> [The exercise]
Extract all lines in the data that contain the word "mean".
============================================================
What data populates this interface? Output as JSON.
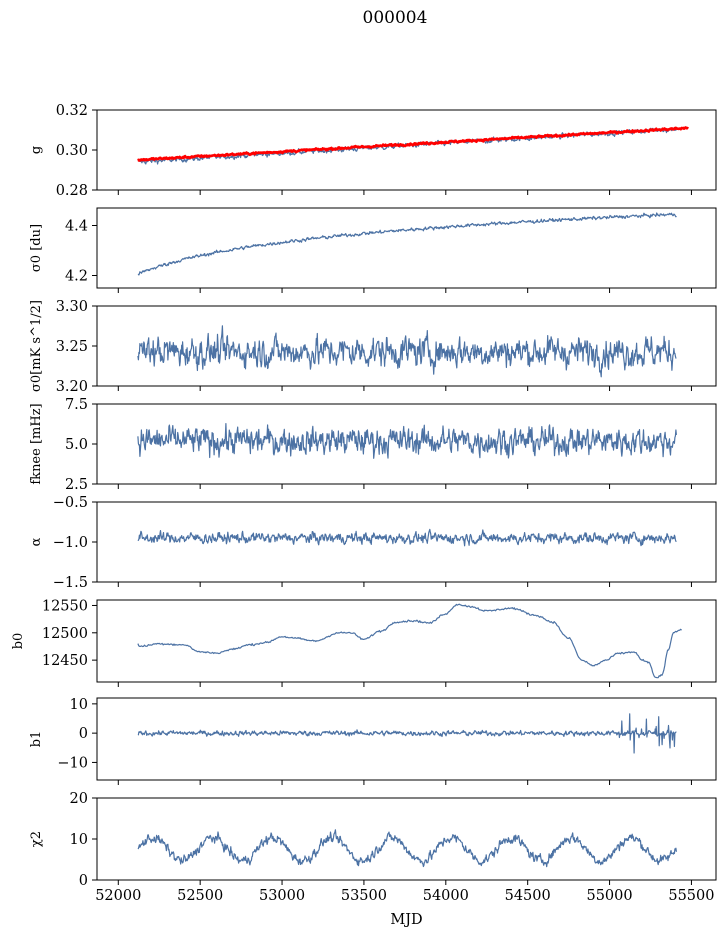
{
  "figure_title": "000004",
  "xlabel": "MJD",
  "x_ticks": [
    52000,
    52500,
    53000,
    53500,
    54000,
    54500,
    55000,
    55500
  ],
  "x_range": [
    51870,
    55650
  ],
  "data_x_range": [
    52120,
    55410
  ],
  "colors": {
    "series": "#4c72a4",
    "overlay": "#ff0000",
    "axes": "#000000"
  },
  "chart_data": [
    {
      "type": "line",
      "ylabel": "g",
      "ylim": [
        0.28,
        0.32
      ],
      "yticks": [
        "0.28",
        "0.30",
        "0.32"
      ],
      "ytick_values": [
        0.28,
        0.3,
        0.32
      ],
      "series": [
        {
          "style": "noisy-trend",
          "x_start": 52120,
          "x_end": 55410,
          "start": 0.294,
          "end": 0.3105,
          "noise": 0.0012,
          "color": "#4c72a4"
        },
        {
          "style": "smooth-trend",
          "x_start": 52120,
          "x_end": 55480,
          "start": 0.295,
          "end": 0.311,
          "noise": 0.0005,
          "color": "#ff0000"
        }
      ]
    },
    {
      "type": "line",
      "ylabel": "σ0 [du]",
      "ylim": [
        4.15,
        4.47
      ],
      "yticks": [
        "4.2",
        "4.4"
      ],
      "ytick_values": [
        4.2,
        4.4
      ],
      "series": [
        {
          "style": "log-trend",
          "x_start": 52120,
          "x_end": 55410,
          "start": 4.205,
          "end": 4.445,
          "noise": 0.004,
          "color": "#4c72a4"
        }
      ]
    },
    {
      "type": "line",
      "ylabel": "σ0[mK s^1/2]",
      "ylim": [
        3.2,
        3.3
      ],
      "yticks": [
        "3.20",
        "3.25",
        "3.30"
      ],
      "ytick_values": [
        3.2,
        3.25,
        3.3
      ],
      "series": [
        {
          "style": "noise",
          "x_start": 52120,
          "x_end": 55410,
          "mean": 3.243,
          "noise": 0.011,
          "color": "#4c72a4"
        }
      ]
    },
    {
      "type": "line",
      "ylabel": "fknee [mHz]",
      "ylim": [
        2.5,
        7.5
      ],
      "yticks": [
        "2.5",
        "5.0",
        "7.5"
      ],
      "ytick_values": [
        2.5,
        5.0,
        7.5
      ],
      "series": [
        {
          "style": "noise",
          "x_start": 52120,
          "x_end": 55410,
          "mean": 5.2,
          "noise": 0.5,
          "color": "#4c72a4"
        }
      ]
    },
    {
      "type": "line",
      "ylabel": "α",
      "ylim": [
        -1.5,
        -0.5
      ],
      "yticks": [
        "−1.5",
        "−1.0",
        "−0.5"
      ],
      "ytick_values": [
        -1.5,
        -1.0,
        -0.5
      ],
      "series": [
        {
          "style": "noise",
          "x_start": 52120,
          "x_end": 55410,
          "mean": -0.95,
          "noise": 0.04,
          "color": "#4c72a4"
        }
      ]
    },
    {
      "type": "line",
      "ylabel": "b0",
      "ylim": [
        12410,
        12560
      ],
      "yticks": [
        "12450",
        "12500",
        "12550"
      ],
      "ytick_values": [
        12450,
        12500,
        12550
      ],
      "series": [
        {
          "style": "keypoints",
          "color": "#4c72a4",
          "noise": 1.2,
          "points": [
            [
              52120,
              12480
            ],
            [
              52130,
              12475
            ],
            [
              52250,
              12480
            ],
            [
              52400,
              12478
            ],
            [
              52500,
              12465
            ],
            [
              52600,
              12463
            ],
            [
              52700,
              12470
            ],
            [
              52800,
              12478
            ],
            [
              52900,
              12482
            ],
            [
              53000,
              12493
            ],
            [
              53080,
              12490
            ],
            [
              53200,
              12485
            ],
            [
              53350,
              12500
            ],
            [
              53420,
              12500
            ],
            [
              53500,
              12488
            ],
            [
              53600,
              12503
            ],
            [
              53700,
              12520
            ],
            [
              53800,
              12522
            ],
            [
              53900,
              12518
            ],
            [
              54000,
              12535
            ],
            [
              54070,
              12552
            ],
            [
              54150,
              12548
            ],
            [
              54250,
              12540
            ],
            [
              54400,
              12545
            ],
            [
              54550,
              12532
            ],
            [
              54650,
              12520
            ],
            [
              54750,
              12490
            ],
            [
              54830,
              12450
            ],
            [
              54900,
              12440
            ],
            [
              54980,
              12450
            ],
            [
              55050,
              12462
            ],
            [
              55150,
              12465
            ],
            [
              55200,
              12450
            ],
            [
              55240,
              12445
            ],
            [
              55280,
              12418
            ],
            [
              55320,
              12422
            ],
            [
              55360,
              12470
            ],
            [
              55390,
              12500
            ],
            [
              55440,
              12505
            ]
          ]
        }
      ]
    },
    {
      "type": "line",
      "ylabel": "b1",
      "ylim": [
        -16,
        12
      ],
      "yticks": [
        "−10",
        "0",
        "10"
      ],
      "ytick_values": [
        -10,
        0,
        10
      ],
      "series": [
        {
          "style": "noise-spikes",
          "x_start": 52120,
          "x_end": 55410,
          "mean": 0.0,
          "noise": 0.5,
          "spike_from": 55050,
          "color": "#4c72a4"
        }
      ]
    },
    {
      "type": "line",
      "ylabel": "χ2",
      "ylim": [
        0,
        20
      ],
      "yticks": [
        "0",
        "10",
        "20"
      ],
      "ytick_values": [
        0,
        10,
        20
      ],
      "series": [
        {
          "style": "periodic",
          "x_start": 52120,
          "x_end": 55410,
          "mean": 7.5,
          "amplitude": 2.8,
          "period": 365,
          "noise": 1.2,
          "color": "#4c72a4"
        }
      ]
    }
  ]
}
============================================================
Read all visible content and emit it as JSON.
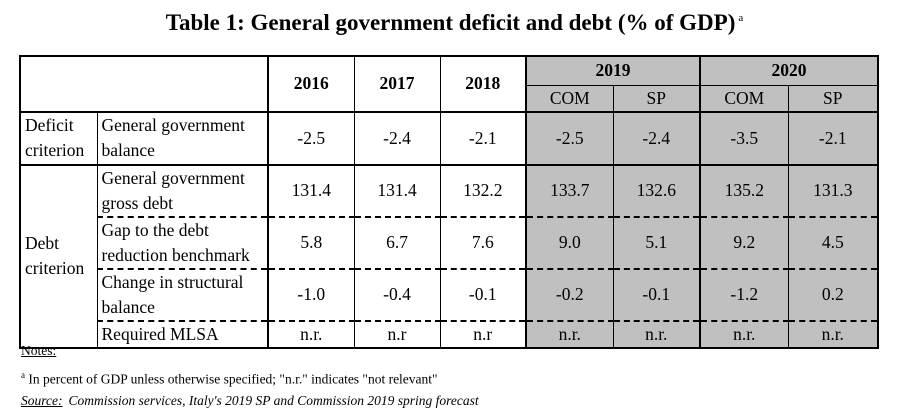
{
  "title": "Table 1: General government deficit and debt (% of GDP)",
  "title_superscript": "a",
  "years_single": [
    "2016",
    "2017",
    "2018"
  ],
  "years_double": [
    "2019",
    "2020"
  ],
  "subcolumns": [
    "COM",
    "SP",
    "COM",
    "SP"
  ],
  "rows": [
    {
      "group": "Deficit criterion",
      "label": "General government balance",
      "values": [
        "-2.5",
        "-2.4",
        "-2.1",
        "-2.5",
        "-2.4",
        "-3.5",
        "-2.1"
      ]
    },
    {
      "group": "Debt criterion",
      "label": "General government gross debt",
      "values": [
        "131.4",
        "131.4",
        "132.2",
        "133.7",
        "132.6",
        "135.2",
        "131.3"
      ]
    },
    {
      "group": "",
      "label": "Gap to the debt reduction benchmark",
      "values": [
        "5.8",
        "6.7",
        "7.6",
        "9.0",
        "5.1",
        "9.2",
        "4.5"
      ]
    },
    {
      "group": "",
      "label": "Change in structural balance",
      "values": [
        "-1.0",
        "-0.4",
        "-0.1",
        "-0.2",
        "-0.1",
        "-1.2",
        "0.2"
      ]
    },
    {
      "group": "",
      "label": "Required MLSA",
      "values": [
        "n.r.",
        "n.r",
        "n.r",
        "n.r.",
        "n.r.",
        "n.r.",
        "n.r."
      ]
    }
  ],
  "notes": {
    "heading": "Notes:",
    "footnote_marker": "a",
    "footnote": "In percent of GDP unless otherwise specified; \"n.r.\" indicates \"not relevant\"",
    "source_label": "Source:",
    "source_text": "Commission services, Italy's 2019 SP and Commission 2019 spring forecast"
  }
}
============================================================
> [Final result]
          "mean": 3.243,
          "mean": 5.2,
          "mean": -0.95,
          "mean": 0.0,
          "mean": 7.5,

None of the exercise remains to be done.